"""

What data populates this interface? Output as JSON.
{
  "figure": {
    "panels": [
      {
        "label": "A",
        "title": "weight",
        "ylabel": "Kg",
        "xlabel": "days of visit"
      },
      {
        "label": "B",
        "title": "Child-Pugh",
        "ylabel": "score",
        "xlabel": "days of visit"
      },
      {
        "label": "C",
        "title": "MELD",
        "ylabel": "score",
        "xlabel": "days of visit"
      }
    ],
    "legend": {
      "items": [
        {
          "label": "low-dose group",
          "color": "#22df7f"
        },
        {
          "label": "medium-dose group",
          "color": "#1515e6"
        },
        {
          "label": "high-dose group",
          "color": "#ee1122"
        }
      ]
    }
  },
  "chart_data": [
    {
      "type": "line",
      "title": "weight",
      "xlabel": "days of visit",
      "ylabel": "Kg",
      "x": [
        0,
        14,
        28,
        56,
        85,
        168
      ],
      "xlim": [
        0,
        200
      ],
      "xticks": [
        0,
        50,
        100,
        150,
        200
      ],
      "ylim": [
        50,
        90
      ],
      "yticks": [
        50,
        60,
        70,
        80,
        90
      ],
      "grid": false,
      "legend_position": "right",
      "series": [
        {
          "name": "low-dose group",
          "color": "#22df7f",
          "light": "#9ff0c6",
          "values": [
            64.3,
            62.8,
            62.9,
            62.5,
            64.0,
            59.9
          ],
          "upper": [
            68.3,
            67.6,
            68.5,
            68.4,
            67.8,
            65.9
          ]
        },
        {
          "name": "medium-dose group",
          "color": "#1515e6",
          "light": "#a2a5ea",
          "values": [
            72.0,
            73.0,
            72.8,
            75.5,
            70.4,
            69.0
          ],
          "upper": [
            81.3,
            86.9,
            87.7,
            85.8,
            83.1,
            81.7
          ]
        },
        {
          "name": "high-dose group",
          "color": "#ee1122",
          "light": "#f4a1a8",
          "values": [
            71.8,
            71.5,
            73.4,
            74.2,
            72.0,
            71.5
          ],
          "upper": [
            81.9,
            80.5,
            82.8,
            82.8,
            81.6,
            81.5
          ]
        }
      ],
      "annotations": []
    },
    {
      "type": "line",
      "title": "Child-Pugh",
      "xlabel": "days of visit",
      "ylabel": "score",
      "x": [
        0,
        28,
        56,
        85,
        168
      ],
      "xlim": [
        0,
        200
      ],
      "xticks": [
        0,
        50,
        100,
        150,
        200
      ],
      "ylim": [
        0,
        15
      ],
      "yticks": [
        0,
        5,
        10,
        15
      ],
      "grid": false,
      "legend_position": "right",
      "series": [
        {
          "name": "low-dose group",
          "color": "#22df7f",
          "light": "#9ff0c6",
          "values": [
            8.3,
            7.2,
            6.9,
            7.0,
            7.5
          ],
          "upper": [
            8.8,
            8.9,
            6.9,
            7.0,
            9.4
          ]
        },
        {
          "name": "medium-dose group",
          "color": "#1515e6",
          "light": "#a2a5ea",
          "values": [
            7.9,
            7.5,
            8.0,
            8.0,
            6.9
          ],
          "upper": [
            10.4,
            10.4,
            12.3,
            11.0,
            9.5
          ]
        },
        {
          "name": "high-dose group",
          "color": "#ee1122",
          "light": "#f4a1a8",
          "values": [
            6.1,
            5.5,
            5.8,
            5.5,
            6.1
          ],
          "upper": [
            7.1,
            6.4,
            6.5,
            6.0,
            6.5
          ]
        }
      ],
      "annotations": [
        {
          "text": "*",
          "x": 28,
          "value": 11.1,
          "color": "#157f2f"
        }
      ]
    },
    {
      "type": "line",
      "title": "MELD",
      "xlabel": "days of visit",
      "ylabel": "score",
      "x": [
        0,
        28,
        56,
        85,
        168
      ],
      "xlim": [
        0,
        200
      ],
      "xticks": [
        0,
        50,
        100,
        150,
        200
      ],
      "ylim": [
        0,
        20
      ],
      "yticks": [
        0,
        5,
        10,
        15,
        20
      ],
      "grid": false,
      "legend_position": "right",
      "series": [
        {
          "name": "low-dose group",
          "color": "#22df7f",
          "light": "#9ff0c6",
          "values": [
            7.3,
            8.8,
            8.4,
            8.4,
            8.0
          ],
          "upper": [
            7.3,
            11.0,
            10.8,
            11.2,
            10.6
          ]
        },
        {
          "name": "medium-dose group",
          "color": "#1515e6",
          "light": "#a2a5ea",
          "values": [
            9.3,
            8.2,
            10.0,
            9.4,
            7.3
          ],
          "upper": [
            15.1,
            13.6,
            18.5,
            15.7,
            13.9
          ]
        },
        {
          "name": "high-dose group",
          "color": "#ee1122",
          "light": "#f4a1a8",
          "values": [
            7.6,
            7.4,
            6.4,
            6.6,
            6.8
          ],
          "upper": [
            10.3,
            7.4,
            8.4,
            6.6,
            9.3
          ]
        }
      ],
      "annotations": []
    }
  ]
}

"""

§ WHAT IS NEEDED
Copy out the full set of records precisely, leaving nothing out.

§ SOLUTION TO THE PROBLEM
What data populates this interface? Output as JSON.
{
  "figure": {
    "panels": [
      {
        "label": "A",
        "title": "weight",
        "ylabel": "Kg",
        "xlabel": "days of visit"
      },
      {
        "label": "B",
        "title": "Child-Pugh",
        "ylabel": "score",
        "xlabel": "days of visit"
      },
      {
        "label": "C",
        "title": "MELD",
        "ylabel": "score",
        "xlabel": "days of visit"
      }
    ],
    "legend": {
      "items": [
        {
          "label": "low-dose group",
          "color": "#22df7f"
        },
        {
          "label": "medium-dose group",
          "color": "#1515e6"
        },
        {
          "label": "high-dose group",
          "color": "#ee1122"
        }
      ]
    }
  },
  "chart_data": [
    {
      "type": "line",
      "title": "weight",
      "xlabel": "days of visit",
      "ylabel": "Kg",
      "x": [
        0,
        14,
        28,
        56,
        85,
        168
      ],
      "xlim": [
        0,
        200
      ],
      "xticks": [
        0,
        50,
        100,
        150,
        200
      ],
      "ylim": [
        50,
        90
      ],
      "yticks": [
        50,
        60,
        70,
        80,
        90
      ],
      "grid": false,
      "legend_position": "right",
      "series": [
        {
          "name": "low-dose group",
          "color": "#22df7f",
          "light": "#9ff0c6",
          "values": [
            64.3,
            62.8,
            62.9,
            62.5,
            64.0,
            59.9
          ],
          "upper": [
            68.3,
            67.6,
            68.5,
            68.4,
            67.8,
            65.9
          ]
        },
        {
          "name": "medium-dose group",
          "color": "#1515e6",
          "light": "#a2a5ea",
          "values": [
            72.0,
            73.0,
            72.8,
            75.5,
            70.4,
            69.0
          ],
          "upper": [
            81.3,
            86.9,
            87.7,
            85.8,
            83.1,
            81.7
          ]
        },
        {
          "name": "high-dose group",
          "color": "#ee1122",
          "light": "#f4a1a8",
          "values": [
            71.8,
            71.5,
            73.4,
            74.2,
            72.0,
            71.5
          ],
          "upper": [
            81.9,
            80.5,
            82.8,
            82.8,
            81.6,
            81.5
          ]
        }
      ],
      "annotations": []
    },
    {
      "type": "line",
      "title": "Child-Pugh",
      "xlabel": "days of visit",
      "ylabel": "score",
      "x": [
        0,
        28,
        56,
        85,
        168
      ],
      "xlim": [
        0,
        200
      ],
      "xticks": [
        0,
        50,
        100,
        150,
        200
      ],
      "ylim": [
        0,
        15
      ],
      "yticks": [
        0,
        5,
        10,
        15
      ],
      "grid": false,
      "legend_position": "right",
      "series": [
        {
          "name": "low-dose group",
          "color": "#22df7f",
          "light": "#9ff0c6",
          "values": [
            8.3,
            7.2,
            6.9,
            7.0,
            7.5
          ],
          "upper": [
            8.8,
            8.9,
            6.9,
            7.0,
            9.4
          ]
        },
        {
          "name": "medium-dose group",
          "color": "#1515e6",
          "light": "#a2a5ea",
          "values": [
            7.9,
            7.5,
            8.0,
            8.0,
            6.9
          ],
          "upper": [
            10.4,
            10.4,
            12.3,
            11.0,
            9.5
          ]
        },
        {
          "name": "high-dose group",
          "color": "#ee1122",
          "light": "#f4a1a8",
          "values": [
            6.1,
            5.5,
            5.8,
            5.5,
            6.1
          ],
          "upper": [
            7.1,
            6.4,
            6.5,
            6.0,
            6.5
          ]
        }
      ],
      "annotations": [
        {
          "text": "*",
          "x": 28,
          "value": 11.1,
          "color": "#157f2f"
        }
      ]
    },
    {
      "type": "line",
      "title": "MELD",
      "xlabel": "days of visit",
      "ylabel": "score",
      "x": [
        0,
        28,
        56,
        85,
        168
      ],
      "xlim": [
        0,
        200
      ],
      "xticks": [
        0,
        50,
        100,
        150,
        200
      ],
      "ylim": [
        0,
        20
      ],
      "yticks": [
        0,
        5,
        10,
        15,
        20
      ],
      "grid": false,
      "legend_position": "right",
      "series": [
        {
          "name": "low-dose group",
          "color": "#22df7f",
          "light": "#9ff0c6",
          "values": [
            7.3,
            8.8,
            8.4,
            8.4,
            8.0
          ],
          "upper": [
            7.3,
            11.0,
            10.8,
            11.2,
            10.6
          ]
        },
        {
          "name": "medium-dose group",
          "color": "#1515e6",
          "light": "#a2a5ea",
          "values": [
            9.3,
            8.2,
            10.0,
            9.4,
            7.3
          ],
          "upper": [
            15.1,
            13.6,
            18.5,
            15.7,
            13.9
          ]
        },
        {
          "name": "high-dose group",
          "color": "#ee1122",
          "light": "#f4a1a8",
          "values": [
            7.6,
            7.4,
            6.4,
            6.6,
            6.8
          ],
          "upper": [
            10.3,
            7.4,
            8.4,
            6.6,
            9.3
          ]
        }
      ],
      "annotations": []
    }
  ]
}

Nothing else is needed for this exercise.